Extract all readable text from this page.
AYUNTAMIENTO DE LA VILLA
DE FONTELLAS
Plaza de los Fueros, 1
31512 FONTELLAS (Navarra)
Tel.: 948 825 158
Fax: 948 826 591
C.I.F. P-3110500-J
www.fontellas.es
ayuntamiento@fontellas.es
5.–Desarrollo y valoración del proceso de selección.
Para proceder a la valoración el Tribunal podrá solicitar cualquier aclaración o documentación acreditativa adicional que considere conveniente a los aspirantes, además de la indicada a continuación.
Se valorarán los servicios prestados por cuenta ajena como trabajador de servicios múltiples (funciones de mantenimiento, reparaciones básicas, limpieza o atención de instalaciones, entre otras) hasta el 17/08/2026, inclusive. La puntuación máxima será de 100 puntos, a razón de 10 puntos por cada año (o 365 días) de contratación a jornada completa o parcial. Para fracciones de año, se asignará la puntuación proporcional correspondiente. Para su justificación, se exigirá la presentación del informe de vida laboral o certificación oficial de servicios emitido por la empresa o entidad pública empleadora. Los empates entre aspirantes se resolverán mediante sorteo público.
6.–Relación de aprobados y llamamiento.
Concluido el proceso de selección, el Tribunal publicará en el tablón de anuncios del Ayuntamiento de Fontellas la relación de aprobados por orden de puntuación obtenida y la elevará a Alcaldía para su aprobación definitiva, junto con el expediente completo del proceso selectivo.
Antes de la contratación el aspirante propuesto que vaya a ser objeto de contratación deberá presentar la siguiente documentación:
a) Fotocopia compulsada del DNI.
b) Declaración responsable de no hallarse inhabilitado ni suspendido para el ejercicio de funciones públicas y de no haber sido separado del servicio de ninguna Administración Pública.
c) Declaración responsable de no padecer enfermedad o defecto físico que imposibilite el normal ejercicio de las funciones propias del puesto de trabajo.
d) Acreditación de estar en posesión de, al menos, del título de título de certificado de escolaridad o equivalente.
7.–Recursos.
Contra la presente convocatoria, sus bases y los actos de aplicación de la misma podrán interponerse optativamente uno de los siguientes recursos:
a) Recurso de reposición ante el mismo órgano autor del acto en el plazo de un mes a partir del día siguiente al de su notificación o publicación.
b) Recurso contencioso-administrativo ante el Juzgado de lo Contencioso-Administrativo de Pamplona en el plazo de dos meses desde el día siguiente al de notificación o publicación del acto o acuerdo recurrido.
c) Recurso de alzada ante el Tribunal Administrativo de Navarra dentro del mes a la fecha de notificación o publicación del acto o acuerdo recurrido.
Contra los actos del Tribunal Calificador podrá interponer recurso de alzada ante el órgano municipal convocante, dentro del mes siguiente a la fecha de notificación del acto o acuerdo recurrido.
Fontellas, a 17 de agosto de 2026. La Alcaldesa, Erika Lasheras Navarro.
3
════
• [Directions for this task]:
Output the full listing without altering anything.

• [Task response]:
Extract all readable text from this page.
AYUNTAMIENTO DE LA VILLA
DE FONTELLAS
Plaza de los Fueros, 1
31512 FONTELLAS (Navarra)
Tel.: 948 825 158
Fax: 948 826 591
C.I.F. P-3110500-J
www.fontellas.es
ayuntamiento@fontellas.es
5.–Desarrollo y valoración del proceso de selección.
Para proceder a la valoración el Tribunal podrá solicitar cualquier aclaración o documentación acreditativa adicional que considere conveniente a los aspirantes, además de la indicada a continuación.
Se valorarán los servicios prestados por cuenta ajena como trabajador de servicios múltiples (funciones de mantenimiento, reparaciones básicas, limpieza o atención de instalaciones, entre otras) hasta el 17/08/2026, inclusive. La puntuación máxima será de 100 puntos, a razón de 10 puntos por cada año (o 365 días) de contratación a jornada completa o parcial. Para fracciones de año, se asignará la puntuación proporcional correspondiente. Para su justificación, se exigirá la presentación del informe de vida laboral o certificación oficial de servicios emitido por la empresa o entidad pública empleadora. Los empates entre aspirantes se resolverán mediante sorteo público.
6.–Relación de aprobados y llamamiento.
Concluido el proceso de selección, el Tribunal publicará en el tablón de anuncios del Ayuntamiento de Fontellas la relación de aprobados por orden de puntuación obtenida y la elevará a Alcaldía para su aprobación definitiva, junto con el expediente completo del proceso selectivo.
Antes de la contratación el aspirante propuesto que vaya a ser objeto de contratación deberá presentar la siguiente documentación:
a) Fotocopia compulsada del DNI.
b) Declaración responsable de no hallarse inhabilitado ni suspendido para el ejercicio de funciones públicas y de no haber sido separado del servicio de ninguna Administración Pública.
c) Declaración responsable de no padecer enfermedad o defecto físico que imposibilite el normal ejercicio de las funciones propias del puesto de trabajo.
d) Acreditación de estar en posesión de, al menos, del título de título de certificado de escolaridad o equivalente.
7.–Recursos.
Contra la presente convocatoria, sus bases y los actos de aplicación de la misma podrán interponerse optativamente uno de los siguientes recursos:
a) Recurso de reposición ante el mismo órgano autor del acto en el plazo de un mes a partir del día siguiente al de su notificación o publicación.
b) Recurso contencioso-administrativo ante el Juzgado de lo Contencioso-Administrativo de Pamplona en el plazo de dos meses desde el día siguiente al de notificación o publicación del acto o acuerdo recurrido.
c) Recurso de alzada ante el Tribunal Administrativo de Navarra dentro del mes a la fecha de notificación o publicación del acto o acuerdo recurrido.
Contra los actos del Tribunal Calificador podrá interponer recurso de alzada ante el órgano municipal convocante, dentro del mes siguiente a la fecha de notificación del acto o acuerdo recurrido.
Fontellas, a 17 de agosto de 2026. La Alcaldesa, Erika Lasheras Navarro.
3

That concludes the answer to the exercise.